(Task brief) For each line of the data below that holds "role", copy the line.

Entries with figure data
+++
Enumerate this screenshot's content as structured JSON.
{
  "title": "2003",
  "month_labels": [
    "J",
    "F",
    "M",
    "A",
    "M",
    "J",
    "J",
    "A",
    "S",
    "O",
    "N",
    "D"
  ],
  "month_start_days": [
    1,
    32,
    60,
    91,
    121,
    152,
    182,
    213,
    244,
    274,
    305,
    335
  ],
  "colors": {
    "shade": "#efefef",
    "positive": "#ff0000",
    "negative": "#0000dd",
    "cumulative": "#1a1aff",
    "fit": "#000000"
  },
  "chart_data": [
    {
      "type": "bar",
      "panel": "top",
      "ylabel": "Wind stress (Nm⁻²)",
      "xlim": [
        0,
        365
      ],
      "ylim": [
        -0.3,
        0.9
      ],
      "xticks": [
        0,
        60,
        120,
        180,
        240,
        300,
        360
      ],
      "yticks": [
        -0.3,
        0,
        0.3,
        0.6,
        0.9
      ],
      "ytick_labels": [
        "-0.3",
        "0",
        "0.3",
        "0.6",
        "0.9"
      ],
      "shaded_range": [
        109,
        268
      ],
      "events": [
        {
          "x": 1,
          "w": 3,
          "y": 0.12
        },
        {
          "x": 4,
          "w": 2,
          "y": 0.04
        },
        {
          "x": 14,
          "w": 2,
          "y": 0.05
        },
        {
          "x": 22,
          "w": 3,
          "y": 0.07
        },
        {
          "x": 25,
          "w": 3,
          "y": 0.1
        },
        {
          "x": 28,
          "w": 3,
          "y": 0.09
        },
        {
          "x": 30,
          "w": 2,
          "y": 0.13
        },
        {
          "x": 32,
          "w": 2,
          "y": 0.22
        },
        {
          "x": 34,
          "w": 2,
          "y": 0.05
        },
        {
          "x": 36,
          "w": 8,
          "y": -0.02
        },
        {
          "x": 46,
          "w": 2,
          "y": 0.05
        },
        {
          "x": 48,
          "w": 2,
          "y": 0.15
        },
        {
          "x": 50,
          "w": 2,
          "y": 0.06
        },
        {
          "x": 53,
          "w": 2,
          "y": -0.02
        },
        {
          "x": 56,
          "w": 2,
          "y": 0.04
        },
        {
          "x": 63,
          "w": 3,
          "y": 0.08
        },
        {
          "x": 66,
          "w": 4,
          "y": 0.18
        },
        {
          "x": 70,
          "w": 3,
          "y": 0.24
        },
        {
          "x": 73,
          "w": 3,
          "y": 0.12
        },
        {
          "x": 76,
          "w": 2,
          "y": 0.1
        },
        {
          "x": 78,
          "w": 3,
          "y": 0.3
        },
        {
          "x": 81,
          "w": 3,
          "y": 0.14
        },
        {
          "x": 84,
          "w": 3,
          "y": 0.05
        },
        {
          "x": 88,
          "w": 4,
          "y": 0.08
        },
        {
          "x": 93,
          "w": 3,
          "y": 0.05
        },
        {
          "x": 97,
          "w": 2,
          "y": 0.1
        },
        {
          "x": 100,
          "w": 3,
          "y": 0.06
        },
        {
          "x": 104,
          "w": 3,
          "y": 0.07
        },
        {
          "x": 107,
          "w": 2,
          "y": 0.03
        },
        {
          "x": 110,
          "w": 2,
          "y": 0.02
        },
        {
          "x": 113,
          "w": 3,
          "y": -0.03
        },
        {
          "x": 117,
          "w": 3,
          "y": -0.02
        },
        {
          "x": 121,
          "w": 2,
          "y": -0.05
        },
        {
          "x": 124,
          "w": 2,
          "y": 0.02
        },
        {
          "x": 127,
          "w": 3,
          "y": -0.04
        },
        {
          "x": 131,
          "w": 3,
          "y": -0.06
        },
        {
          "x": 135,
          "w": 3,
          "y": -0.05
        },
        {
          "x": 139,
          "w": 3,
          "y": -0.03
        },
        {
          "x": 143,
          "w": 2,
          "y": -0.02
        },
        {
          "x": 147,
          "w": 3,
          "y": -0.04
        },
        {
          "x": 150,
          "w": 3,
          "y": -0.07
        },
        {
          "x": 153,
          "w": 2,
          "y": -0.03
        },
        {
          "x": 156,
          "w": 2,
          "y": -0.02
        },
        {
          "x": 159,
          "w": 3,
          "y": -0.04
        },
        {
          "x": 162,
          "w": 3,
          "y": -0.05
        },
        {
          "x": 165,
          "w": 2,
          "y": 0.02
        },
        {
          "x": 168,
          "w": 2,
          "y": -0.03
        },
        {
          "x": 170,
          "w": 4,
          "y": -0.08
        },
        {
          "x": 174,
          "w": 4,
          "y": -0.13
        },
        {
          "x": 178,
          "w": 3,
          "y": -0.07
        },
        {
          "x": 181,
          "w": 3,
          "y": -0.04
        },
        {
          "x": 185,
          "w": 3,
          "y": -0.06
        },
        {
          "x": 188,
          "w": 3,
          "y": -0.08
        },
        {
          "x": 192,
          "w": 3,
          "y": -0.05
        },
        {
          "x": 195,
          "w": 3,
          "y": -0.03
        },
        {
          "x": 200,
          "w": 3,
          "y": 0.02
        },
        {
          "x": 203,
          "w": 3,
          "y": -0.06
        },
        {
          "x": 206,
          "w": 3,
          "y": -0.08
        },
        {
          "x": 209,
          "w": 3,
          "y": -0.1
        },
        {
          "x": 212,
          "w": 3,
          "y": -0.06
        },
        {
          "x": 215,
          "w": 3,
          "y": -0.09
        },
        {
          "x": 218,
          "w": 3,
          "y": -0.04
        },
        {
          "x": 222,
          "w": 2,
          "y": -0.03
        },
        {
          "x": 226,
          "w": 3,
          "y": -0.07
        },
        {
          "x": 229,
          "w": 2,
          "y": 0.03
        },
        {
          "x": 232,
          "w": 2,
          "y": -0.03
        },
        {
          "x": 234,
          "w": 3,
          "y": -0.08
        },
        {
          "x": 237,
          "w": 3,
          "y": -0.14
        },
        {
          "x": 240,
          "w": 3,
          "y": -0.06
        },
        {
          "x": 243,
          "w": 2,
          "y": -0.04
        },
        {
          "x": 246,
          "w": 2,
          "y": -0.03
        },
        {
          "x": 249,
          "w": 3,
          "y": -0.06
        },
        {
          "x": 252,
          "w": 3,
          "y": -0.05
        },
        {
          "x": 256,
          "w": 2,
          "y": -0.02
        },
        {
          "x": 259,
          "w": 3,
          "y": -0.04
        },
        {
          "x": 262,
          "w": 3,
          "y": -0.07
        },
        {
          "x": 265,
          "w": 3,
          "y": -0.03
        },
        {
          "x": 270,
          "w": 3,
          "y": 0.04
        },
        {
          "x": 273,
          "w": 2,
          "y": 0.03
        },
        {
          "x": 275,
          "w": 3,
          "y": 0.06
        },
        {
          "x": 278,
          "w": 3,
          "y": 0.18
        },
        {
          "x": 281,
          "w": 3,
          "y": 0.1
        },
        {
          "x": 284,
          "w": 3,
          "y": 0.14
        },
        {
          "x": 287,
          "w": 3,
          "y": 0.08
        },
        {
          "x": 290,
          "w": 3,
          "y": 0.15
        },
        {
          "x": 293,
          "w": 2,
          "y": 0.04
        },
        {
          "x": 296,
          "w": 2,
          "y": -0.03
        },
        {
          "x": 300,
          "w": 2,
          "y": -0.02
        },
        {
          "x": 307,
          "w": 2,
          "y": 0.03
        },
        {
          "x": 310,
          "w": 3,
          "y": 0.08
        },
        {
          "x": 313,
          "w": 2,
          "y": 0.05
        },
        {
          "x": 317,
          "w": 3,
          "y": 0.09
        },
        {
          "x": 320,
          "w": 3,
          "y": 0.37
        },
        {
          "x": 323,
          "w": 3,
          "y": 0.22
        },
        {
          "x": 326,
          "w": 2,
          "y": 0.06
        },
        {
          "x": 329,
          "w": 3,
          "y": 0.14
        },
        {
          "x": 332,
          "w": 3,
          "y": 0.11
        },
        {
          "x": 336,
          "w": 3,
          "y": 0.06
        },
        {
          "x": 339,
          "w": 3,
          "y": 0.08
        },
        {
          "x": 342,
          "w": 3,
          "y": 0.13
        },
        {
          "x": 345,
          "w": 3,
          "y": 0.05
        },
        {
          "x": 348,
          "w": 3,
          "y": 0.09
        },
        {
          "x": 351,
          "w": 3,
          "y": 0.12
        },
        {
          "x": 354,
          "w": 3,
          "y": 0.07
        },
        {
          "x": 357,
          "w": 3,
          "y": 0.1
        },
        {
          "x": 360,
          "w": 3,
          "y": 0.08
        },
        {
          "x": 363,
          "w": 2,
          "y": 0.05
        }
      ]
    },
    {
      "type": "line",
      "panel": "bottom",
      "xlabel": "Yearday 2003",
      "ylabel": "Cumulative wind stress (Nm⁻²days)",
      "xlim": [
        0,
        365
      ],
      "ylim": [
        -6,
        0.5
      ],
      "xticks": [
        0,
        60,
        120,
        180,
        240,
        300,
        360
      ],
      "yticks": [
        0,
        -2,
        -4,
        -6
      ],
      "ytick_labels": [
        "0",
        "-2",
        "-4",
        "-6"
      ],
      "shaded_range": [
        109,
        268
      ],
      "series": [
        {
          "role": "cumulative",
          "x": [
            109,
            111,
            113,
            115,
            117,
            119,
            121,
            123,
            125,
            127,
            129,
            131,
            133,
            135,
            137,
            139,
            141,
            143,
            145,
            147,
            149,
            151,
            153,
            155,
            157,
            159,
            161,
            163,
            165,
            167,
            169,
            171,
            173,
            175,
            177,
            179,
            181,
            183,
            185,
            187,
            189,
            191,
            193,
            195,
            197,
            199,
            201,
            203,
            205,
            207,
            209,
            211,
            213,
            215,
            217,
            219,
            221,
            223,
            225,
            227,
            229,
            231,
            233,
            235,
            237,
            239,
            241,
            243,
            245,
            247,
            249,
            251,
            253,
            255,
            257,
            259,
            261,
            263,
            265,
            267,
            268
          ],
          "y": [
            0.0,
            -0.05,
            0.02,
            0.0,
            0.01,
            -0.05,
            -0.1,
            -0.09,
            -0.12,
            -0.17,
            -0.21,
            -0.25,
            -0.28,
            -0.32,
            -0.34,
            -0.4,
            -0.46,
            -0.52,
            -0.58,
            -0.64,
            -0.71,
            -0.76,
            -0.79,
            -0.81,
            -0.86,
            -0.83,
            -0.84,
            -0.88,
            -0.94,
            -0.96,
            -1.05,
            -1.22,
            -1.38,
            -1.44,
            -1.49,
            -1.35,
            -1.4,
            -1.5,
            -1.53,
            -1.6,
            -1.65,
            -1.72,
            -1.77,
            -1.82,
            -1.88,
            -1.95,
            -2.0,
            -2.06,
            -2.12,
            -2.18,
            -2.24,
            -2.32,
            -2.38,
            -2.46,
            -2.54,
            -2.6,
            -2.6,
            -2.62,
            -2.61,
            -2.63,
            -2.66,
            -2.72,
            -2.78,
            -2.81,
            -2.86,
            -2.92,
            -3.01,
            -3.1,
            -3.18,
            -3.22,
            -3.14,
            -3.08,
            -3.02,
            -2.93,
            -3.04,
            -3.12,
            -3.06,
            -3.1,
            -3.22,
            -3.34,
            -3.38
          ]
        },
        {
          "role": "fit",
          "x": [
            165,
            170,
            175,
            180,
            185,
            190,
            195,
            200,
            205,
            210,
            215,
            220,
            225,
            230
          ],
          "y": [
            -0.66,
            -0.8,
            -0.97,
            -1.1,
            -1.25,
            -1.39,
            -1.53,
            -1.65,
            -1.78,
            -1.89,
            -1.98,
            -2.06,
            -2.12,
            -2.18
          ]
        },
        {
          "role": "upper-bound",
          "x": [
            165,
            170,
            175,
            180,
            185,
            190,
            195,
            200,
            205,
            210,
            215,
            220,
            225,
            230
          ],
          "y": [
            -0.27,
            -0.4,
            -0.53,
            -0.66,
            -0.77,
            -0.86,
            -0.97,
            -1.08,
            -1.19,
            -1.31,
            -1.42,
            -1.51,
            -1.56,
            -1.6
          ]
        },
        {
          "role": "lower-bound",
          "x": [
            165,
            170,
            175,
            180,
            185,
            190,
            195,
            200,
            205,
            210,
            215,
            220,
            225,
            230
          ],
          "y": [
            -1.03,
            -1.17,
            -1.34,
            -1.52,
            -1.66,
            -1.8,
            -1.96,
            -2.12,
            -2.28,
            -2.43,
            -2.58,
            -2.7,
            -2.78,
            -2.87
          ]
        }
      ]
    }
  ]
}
+++
(Result of the exercise)
          "role": "cumulative",
          "role": "fit",
          "role": "upper-bound",
          "role": "lower-bound",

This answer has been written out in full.